::: ENTRIES PROVIDED
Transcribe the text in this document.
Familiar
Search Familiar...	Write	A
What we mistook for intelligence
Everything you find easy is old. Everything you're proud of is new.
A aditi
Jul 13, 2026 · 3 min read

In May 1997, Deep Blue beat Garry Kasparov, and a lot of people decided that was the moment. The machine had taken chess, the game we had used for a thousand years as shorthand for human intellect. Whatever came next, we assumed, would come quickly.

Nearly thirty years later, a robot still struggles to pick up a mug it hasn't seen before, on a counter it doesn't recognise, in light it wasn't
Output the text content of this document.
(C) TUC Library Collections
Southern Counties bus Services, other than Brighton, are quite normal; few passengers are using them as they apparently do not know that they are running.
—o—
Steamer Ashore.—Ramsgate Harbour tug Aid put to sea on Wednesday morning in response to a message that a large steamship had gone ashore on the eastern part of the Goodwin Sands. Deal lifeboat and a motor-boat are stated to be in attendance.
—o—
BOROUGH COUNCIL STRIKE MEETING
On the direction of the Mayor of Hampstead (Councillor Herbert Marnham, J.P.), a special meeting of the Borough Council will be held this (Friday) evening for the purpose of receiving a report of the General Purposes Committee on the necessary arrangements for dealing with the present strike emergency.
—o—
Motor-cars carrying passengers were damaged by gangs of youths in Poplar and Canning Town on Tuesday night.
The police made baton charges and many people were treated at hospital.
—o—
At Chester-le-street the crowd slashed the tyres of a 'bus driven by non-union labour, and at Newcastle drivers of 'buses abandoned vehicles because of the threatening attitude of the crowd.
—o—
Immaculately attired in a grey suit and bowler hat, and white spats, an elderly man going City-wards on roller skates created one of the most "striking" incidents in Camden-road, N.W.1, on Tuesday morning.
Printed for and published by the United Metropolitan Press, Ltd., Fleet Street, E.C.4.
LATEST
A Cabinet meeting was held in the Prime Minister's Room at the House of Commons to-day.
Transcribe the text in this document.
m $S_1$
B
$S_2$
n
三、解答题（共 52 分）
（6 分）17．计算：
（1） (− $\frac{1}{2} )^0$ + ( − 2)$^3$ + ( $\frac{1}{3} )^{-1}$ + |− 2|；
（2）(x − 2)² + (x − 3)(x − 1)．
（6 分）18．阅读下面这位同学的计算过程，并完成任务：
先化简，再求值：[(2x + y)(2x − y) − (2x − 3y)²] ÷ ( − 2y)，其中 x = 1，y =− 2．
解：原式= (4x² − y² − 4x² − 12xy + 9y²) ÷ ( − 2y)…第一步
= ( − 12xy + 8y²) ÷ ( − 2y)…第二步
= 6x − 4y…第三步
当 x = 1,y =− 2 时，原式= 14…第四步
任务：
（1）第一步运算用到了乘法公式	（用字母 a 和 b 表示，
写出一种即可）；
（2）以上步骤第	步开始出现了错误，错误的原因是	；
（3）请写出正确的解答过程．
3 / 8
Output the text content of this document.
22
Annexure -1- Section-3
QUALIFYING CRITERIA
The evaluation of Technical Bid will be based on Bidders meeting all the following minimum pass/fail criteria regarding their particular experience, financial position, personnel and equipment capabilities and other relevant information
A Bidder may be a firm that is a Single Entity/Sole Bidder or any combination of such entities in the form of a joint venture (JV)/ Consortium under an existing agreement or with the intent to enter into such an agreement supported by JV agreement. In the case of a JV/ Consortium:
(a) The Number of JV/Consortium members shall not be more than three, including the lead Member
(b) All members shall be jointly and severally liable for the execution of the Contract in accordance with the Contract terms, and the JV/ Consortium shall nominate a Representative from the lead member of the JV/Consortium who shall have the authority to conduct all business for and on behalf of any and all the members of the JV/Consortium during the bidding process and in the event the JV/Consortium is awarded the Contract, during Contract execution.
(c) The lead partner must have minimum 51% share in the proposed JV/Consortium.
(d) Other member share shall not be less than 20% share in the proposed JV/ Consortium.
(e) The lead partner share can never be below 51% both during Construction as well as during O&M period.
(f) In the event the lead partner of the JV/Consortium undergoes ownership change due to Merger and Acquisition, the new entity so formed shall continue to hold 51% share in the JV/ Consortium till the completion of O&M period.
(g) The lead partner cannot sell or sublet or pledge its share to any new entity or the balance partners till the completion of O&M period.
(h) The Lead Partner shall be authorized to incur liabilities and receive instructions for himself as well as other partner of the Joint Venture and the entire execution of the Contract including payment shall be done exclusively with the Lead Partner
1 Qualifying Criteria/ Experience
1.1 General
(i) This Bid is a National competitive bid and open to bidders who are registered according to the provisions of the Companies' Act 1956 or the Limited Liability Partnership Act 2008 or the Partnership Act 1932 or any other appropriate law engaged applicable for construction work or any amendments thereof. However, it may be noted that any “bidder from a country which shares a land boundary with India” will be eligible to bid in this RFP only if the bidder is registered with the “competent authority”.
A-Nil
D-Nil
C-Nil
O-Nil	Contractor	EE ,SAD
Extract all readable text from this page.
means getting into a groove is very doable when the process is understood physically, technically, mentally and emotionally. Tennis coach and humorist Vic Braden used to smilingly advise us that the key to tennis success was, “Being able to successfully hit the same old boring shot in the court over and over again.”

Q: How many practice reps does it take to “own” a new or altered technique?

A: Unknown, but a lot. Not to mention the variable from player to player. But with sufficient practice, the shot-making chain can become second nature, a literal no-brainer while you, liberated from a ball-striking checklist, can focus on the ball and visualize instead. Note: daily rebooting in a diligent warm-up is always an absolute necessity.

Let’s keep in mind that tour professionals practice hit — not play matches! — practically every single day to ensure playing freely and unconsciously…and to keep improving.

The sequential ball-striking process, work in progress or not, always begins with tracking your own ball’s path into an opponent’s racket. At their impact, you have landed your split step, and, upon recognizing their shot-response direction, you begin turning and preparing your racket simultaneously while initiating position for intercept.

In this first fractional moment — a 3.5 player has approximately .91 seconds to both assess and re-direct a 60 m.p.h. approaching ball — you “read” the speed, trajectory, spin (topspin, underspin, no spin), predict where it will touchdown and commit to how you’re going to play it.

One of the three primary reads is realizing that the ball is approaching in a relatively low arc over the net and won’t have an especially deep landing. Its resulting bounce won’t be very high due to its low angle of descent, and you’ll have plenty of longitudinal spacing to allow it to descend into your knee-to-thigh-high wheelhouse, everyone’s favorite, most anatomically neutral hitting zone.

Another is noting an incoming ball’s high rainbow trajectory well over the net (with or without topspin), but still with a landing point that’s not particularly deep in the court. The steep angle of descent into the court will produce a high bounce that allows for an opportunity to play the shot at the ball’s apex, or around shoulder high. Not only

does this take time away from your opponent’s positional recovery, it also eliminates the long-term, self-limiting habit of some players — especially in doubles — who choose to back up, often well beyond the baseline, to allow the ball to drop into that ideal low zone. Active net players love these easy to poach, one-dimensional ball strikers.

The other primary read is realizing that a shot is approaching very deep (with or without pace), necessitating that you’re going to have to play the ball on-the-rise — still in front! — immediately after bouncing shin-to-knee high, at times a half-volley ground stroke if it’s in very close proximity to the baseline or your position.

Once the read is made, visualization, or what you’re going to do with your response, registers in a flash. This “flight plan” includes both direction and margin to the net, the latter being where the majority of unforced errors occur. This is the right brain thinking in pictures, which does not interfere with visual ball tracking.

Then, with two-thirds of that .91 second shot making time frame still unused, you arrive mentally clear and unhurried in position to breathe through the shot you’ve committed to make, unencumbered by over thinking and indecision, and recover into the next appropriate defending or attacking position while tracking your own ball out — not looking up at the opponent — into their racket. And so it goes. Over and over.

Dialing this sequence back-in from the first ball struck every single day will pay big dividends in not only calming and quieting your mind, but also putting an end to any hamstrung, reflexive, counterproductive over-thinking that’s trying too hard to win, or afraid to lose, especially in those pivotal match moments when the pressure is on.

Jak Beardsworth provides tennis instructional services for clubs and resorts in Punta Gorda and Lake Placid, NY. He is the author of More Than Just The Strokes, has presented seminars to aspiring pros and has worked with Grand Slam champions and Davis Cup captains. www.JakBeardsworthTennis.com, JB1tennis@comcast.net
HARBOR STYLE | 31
::::::
== SET PROBLEM ==
Check each line in the records for the word "primary" and say how many have it, with nothing else.

== OUTPUT FOR THIS TASK ==
2